STATED EXERCISE
Show all lines from the listing below that contain "Isabel".

***** MATERIAL SHOWN

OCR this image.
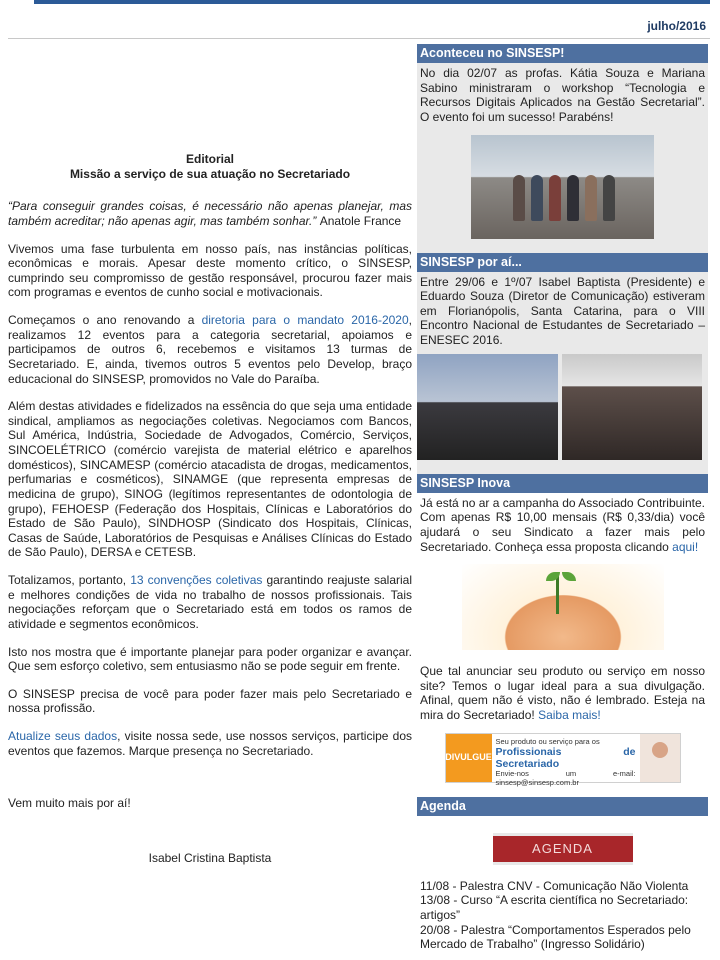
julho/2016
Editorial
Missão a serviço de sua atuação no Secretariado

“Para conseguir grandes coisas, é necessário não apenas planejar, mas também acreditar; não apenas agir, mas também sonhar.” Anatole France

Vivemos uma fase turbulenta em nosso país, nas instâncias políticas, econômicas e morais. Apesar deste momento crítico, o SINSESP, cumprindo seu compromisso de gestão responsável, procurou fazer mais com programas e eventos de cunho social e motivacionais.

Começamos o ano renovando a diretoria para o mandato 2016-2020, realizamos 12 eventos para a categoria secretarial, apoiamos e participamos de outros 6, recebemos e visitamos 13 turmas de Secretariado. E, ainda, tivemos outros 5 eventos pelo Develop, braço educacional do SINSESP, promovidos no Vale do Paraíba.

Além destas atividades e fidelizados na essência do que seja uma entidade sindical, ampliamos as negociações coletivas. Negociamos com Bancos, Sul América, Indústria, Sociedade de Advogados, Comércio, Serviços, SINCOELÉTRICO (comércio varejista de material elétrico e aparelhos domésticos), SINCAMESP (comércio atacadista de drogas, medicamentos, perfumarias e cosméticos), SINAMGE (que representa empresas de medicina de grupo), SINOG (legítimos representantes de odontologia de grupo), FEHOESP (Federação dos Hospitais, Clínicas e Laboratórios do Estado de São Paulo), SINDHOSP (Sindicato dos Hospitais, Clínicas, Casas de Saúde, Laboratórios de Pesquisas e Análises Clínicas do Estado de São Paulo), DERSA e CETESB.

Totalizamos, portanto, 13 convenções coletivas garantindo reajuste salarial e melhores condições de vida no trabalho de nossos profissionais. Tais negociações reforçam que o Secretariado está em todos os ramos de atividade e segmentos econômicos.

Isto nos mostra que é importante planejar para poder organizar e avançar. Que sem esforço coletivo, sem entusiasmo não se pode seguir em frente.

O SINSESP precisa de você para poder fazer mais pelo Secretariado e nossa profissão.

Atualize seus dados, visite nossa sede, use nossos serviços, participe dos eventos que fazemos. Marque presença no Secretariado.

Vem muito mais por aí!

Isabel Cristina Baptista
Aconteceu no SINSESP!

No dia 02/07 as profas. Kátia Souza e Mariana Sabino ministraram o workshop “Tecnologia e Recursos Digitais Aplicados na Gestão Secretarial”. O evento foi um sucesso! Parabéns!

SINSESP por aí...

Entre 29/06 e 1º/07 Isabel Baptista (Presidente) e Eduardo Souza (Diretor de Comunicação) estiveram em Florianópolis, Santa Catarina, para o VIII Encontro Nacional de Estudantes de Secretariado – ENESEC 2016.

SINSESP Inova

Já está no ar a campanha do Associado Contribuinte. Com apenas R$ 10,00 mensais (R$ 0,33/dia) você ajudará o seu Sindicato a fazer mais pelo Secretariado. Conheça essa proposta clicando aqui!

Que tal anunciar seu produto ou serviço em nosso site? Temos o lugar ideal para a sua divulgação. Afinal, quem não é visto, não é lembrado. Esteja na mira do Secretariado! Saiba mais!

DIVULGUE
Seu produto ou serviço para os
Profissionais de Secretariado
Envie-nos um e-mail: sinsesp@sinsesp.com.br
Agenda
AGENDA
11/08 - Palestra CNV - Comunicação Não Violenta
13/08 - Curso “A escrita científica no Secretariado: artigos”
20/08 - Palestra “Comportamentos Esperados pelo Mercado de Trabalho” (Ingresso Solidário)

**********

EXERCISE RESPONSE
Isabel Cristina Baptista
Entre 29/06 e 1º/07 Isabel Baptista (Presidente) e Eduardo Souza (Diretor de Comunicação) estiveram em Florianópolis, Santa Catarina, para o VIII Encontro Nacional de Estudantes de Secretariado – ENESEC 2016.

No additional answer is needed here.